***** MATERIAL TO PROCESS
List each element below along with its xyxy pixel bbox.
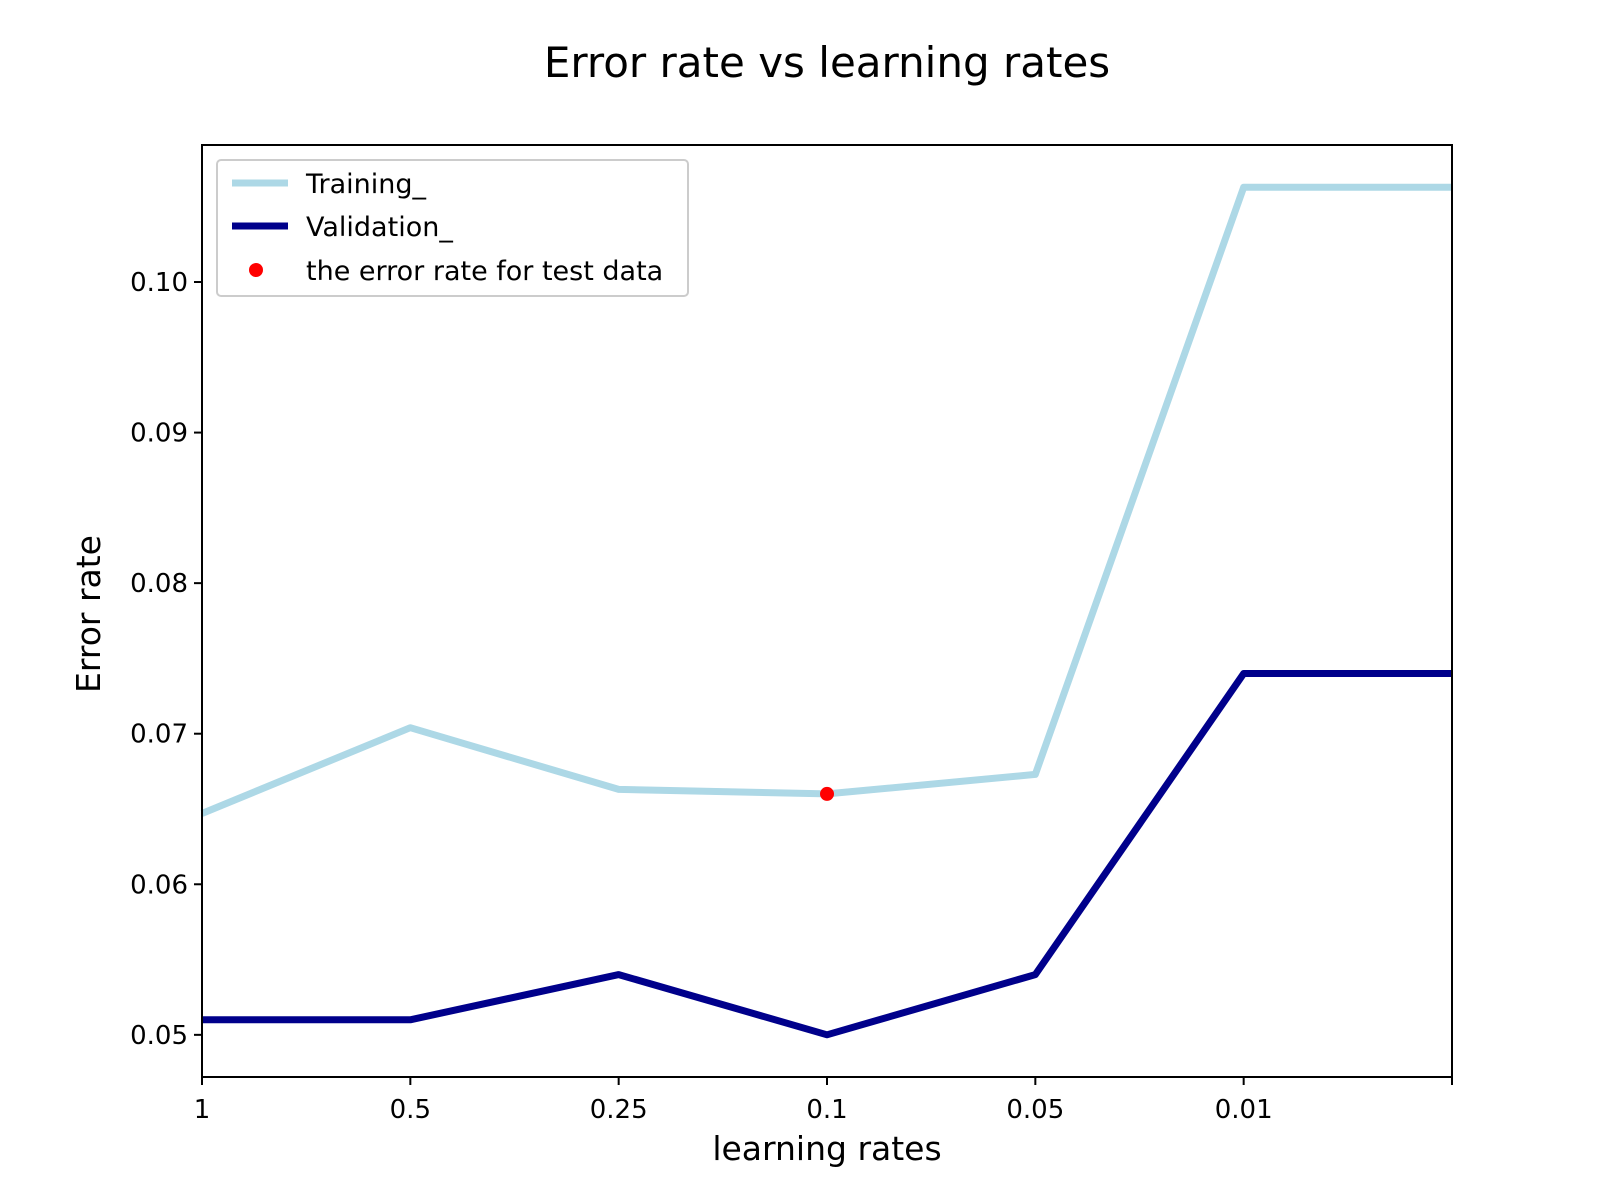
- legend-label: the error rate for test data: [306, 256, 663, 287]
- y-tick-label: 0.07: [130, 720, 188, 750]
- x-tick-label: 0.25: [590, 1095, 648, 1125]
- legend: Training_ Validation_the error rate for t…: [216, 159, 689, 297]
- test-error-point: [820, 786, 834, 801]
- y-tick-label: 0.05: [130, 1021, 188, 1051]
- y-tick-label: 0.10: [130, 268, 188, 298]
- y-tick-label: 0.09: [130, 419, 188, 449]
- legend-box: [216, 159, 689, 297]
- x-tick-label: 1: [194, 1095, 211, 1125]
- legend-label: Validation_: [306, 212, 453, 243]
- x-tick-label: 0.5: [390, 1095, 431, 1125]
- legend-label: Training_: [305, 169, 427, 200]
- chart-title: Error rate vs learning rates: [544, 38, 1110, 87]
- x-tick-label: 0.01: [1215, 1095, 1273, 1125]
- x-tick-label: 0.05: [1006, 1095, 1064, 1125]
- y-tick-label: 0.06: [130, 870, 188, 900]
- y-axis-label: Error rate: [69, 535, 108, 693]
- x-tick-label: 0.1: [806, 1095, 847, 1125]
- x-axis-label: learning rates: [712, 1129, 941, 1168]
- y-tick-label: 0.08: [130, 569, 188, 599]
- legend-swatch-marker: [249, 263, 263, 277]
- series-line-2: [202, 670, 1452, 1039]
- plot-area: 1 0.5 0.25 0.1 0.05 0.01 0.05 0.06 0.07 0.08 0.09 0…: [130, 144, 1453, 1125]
**********
## PROBLEM TO WORK ON
Reproduce every line of the material above verbatim, omitting only the picture.

## EXERCISE RESULT
List each element below along with its xyxy pixel bbox.
- legend-label: the error rate for test data: [306, 256, 663, 287]
- y-tick-label: 0.07: [130, 720, 188, 750]
- x-tick-label: 0.25: [590, 1095, 648, 1125]
- legend: Training_ Validation_the error rate for t…: [216, 159, 689, 297]
- test-error-point: [820, 786, 834, 801]
- y-tick-label: 0.05: [130, 1021, 188, 1051]
- y-tick-label: 0.10: [130, 268, 188, 298]
- y-tick-label: 0.09: [130, 419, 188, 449]
- legend-box: [216, 159, 689, 297]
- x-tick-label: 1: [194, 1095, 211, 1125]
- legend-label: Validation_: [306, 212, 453, 243]
- x-tick-label: 0.5: [390, 1095, 431, 1125]
- legend-label: Training_: [305, 169, 427, 200]
- chart-title: Error rate vs learning rates: [544, 38, 1110, 87]
- x-tick-label: 0.01: [1215, 1095, 1273, 1125]
- x-tick-label: 0.05: [1006, 1095, 1064, 1125]
- y-tick-label: 0.06: [130, 870, 188, 900]
- y-axis-label: Error rate: [69, 535, 108, 693]
- x-tick-label: 0.1: [806, 1095, 847, 1125]
- x-axis-label: learning rates: [712, 1129, 941, 1168]
- y-tick-label: 0.08: [130, 569, 188, 599]
- legend-swatch-marker: [249, 263, 263, 277]
- series-line-2: [202, 670, 1452, 1039]
- plot-area: 1 0.5 0.25 0.1 0.05 0.01 0.05 0.06 0.07 0.08 0.09 0…: [130, 144, 1453, 1125]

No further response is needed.